Task item
Please work out how many lines below contain the word "risk", and reply with only that number.
Segment Start: Extracted entries
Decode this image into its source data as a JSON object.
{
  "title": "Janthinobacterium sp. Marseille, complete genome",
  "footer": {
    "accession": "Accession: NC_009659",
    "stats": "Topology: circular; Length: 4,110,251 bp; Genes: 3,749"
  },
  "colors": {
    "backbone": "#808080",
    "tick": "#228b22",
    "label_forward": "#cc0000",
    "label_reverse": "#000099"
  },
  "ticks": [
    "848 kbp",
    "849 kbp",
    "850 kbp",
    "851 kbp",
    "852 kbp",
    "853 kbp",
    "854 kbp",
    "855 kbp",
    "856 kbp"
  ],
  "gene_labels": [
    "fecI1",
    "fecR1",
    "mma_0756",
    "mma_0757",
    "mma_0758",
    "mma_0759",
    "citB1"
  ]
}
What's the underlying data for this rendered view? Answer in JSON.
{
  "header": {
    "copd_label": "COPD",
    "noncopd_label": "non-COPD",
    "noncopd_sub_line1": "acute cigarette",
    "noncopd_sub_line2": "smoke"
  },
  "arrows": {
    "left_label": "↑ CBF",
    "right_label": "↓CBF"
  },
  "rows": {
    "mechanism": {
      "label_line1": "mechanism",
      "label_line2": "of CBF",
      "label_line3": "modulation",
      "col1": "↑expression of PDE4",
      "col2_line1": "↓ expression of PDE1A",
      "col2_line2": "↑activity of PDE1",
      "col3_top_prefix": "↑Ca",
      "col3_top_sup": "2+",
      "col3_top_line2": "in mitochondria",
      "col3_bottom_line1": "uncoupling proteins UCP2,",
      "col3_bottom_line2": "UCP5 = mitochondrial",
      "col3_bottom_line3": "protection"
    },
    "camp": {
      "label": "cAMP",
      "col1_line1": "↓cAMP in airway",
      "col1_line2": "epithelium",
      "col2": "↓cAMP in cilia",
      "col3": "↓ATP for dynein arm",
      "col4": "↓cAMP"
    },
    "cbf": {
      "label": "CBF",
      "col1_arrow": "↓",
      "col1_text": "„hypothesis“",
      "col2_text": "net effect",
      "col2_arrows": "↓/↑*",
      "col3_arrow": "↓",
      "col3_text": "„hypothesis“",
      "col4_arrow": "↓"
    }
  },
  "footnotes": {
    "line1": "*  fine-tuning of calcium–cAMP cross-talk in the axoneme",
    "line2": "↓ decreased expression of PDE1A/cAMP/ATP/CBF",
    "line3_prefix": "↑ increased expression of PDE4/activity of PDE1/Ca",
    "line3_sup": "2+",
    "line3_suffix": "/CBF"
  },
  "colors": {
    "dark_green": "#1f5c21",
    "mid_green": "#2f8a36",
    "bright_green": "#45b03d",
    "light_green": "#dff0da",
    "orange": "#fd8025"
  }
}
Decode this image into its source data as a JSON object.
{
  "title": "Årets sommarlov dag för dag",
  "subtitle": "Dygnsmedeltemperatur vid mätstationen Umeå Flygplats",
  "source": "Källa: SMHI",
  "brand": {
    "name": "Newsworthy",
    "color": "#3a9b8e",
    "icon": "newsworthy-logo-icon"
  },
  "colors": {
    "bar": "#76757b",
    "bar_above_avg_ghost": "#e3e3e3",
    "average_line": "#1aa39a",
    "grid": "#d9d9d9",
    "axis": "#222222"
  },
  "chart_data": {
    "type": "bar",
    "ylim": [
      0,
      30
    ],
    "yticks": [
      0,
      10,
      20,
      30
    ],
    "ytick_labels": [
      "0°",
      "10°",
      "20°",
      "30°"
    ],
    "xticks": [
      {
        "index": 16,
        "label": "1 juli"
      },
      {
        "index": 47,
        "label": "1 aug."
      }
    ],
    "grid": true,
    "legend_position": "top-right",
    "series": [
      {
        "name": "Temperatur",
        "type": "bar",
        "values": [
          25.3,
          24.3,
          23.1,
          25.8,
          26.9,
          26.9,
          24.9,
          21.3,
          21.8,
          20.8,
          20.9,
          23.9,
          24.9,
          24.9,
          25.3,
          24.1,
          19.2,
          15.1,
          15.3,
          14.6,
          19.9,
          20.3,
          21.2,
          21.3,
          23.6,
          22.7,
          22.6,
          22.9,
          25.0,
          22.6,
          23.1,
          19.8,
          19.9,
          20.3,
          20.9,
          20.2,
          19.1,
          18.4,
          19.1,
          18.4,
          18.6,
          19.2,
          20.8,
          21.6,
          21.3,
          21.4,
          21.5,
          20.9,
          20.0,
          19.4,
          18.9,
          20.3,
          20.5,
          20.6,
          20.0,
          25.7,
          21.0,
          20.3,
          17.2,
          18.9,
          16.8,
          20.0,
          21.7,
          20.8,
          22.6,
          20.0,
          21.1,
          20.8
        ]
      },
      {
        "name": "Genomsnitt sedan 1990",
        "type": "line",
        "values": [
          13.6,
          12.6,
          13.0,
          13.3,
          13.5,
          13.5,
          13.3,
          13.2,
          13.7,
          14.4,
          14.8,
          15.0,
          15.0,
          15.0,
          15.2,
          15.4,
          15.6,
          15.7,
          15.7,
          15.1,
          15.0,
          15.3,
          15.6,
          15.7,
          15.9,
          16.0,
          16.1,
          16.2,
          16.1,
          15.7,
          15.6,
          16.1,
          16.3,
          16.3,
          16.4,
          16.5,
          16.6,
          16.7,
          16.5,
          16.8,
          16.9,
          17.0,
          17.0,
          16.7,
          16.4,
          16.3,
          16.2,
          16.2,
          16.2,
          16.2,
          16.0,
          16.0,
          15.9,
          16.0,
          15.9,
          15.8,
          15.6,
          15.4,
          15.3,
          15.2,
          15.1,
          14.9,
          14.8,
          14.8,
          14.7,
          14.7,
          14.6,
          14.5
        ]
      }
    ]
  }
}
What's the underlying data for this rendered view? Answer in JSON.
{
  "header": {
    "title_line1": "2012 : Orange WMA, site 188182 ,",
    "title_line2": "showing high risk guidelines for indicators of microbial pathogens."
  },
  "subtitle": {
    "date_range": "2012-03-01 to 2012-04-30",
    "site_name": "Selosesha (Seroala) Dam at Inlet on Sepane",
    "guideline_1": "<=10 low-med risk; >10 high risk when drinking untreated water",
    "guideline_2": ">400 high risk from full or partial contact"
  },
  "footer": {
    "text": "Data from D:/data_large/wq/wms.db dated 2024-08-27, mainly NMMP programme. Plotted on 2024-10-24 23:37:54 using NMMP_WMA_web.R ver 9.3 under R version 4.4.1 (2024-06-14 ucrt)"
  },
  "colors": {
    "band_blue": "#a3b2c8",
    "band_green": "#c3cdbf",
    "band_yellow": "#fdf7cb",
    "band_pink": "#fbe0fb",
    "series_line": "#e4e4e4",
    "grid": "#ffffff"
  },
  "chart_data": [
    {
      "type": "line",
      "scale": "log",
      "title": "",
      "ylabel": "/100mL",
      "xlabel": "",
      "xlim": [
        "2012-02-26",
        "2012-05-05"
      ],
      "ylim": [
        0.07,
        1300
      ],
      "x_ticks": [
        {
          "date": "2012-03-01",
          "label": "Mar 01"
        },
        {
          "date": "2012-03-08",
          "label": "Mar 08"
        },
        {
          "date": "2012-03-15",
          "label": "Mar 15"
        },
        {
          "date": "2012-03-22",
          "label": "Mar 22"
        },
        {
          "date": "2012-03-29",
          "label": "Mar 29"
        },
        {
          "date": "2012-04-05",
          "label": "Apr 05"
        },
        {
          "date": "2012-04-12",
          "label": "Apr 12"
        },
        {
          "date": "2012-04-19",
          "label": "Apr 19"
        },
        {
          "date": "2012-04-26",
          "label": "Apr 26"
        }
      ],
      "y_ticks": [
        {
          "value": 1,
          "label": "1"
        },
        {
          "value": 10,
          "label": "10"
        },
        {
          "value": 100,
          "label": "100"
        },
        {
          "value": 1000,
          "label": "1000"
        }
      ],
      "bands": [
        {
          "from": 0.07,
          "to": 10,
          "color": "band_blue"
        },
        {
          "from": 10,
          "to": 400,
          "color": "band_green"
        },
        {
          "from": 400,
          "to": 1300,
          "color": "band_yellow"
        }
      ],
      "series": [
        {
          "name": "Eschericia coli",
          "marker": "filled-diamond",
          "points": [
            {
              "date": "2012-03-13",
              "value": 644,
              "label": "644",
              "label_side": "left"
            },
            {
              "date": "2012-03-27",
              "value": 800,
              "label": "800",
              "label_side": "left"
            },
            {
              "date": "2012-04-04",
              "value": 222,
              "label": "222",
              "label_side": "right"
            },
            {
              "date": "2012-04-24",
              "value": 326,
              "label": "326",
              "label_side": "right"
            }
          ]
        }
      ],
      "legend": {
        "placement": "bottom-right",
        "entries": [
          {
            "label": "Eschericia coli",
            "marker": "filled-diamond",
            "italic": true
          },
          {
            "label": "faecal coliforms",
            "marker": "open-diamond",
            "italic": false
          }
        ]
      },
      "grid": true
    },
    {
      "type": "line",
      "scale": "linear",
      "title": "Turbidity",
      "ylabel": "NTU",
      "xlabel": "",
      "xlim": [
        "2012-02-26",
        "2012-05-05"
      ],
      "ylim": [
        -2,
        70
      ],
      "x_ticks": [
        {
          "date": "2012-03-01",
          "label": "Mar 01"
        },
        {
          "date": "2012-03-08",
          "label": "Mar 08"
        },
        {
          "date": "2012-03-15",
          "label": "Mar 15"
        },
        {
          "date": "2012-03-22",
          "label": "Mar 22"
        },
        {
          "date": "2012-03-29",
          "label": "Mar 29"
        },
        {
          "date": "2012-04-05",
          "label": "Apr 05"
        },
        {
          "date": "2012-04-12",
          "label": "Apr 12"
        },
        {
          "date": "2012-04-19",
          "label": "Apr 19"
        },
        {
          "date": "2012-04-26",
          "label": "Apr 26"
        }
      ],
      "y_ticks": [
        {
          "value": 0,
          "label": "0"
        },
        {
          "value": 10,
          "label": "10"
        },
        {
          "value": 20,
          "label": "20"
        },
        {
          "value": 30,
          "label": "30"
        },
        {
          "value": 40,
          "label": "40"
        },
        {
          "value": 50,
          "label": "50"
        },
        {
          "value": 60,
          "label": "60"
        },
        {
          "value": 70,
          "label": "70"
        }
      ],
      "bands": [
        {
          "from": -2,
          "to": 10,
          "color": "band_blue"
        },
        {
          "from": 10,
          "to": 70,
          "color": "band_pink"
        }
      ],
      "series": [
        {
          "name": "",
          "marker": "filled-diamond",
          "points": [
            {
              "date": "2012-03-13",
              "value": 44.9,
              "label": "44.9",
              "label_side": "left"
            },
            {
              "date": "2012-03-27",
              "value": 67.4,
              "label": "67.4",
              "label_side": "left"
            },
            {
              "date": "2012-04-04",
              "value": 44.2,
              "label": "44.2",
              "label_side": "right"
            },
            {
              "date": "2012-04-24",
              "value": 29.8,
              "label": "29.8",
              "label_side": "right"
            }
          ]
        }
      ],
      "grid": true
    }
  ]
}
Segment End: Extracted entries
Written response
3